(Material provided)
::::::::
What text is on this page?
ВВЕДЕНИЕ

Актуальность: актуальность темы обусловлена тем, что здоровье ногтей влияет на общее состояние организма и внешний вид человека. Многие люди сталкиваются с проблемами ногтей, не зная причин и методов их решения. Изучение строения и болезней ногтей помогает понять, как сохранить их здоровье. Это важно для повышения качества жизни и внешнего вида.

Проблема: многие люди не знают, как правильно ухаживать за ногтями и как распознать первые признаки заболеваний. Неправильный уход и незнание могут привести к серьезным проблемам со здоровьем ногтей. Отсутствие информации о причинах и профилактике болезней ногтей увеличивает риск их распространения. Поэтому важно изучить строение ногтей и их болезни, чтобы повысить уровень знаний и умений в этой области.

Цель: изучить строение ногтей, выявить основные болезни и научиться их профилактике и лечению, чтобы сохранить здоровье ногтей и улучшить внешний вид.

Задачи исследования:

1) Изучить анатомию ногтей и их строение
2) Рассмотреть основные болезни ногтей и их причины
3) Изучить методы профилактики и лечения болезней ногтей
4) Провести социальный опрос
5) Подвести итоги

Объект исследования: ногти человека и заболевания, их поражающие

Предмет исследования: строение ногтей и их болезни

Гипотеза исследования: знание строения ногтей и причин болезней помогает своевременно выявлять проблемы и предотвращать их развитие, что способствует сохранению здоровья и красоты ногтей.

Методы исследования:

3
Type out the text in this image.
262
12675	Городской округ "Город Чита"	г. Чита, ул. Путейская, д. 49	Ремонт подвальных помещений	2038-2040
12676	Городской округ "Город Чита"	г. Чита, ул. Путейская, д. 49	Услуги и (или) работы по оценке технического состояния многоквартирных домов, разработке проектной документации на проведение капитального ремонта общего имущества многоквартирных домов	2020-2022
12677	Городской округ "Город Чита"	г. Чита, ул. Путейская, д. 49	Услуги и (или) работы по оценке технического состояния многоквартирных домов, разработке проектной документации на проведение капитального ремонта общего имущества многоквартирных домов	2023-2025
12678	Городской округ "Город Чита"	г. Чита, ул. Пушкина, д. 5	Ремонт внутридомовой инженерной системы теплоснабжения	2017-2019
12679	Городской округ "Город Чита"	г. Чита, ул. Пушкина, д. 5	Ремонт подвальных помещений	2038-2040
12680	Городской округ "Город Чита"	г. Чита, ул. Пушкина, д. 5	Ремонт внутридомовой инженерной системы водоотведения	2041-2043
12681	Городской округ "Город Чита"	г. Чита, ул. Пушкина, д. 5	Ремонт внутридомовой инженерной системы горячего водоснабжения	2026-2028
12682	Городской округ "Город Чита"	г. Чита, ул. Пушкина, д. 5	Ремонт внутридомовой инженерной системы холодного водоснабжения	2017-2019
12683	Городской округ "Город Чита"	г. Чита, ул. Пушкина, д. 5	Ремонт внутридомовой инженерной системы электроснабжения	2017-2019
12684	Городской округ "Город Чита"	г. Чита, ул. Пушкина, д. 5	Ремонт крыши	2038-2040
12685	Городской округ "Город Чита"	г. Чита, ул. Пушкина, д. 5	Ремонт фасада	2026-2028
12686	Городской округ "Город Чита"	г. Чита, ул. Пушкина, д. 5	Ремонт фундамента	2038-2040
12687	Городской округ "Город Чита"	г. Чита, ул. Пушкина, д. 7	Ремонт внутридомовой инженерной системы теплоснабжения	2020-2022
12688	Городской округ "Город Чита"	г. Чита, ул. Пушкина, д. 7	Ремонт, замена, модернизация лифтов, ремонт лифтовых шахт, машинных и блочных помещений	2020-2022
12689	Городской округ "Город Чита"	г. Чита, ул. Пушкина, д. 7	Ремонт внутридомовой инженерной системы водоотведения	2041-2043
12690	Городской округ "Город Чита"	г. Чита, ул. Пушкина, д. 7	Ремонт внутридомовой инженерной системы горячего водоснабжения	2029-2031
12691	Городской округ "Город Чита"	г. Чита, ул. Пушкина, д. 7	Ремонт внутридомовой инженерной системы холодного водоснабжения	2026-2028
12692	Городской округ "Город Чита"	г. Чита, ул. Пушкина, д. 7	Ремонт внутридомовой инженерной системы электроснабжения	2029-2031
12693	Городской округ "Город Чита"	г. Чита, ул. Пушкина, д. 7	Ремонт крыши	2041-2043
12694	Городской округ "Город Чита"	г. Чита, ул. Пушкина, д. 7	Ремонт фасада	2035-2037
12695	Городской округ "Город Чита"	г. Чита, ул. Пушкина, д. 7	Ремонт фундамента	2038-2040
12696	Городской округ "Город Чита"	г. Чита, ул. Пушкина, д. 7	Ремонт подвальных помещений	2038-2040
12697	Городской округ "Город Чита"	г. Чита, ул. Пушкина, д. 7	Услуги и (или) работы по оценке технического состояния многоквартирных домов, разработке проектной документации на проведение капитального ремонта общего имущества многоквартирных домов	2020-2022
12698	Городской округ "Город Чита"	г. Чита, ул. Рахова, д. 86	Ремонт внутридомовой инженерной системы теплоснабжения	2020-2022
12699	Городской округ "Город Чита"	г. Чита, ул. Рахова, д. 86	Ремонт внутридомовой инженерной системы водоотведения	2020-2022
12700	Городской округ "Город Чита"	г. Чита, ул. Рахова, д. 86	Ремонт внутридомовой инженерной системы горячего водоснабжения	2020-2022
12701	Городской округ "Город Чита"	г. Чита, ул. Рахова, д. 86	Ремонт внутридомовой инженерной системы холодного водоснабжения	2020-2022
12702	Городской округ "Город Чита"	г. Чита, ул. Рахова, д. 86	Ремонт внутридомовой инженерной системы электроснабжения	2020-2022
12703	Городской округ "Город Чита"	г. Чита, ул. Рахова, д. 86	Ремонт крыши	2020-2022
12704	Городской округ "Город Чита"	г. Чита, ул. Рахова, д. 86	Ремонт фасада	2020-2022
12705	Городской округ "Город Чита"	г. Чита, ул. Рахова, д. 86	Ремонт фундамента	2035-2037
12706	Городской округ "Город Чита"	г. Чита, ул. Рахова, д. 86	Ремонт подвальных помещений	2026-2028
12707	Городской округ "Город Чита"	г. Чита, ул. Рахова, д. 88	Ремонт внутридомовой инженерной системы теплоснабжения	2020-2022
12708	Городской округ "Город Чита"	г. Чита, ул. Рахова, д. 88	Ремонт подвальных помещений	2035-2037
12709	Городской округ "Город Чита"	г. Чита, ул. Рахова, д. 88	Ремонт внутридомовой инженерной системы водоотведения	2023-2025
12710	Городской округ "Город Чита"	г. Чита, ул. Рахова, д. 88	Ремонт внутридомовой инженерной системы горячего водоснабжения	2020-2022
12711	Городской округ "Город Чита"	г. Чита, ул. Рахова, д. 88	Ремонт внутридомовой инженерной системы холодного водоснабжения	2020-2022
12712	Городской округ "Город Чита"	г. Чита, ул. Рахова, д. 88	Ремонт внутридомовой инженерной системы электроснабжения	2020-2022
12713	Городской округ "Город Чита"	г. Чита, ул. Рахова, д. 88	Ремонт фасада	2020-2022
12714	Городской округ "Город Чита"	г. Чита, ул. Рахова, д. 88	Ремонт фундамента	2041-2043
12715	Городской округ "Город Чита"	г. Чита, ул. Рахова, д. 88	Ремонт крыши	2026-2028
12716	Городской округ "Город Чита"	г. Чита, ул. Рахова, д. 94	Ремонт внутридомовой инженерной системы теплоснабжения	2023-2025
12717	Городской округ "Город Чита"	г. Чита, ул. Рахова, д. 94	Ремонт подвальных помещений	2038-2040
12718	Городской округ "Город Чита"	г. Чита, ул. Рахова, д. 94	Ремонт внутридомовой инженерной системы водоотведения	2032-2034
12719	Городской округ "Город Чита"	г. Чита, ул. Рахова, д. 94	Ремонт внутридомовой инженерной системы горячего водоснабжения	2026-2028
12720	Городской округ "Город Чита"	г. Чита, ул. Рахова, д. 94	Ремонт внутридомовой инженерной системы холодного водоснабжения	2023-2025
::::::::
(Set task) Across the entries above, how many lines contain "this"? Provide only the count.

(Answer to the problem) 2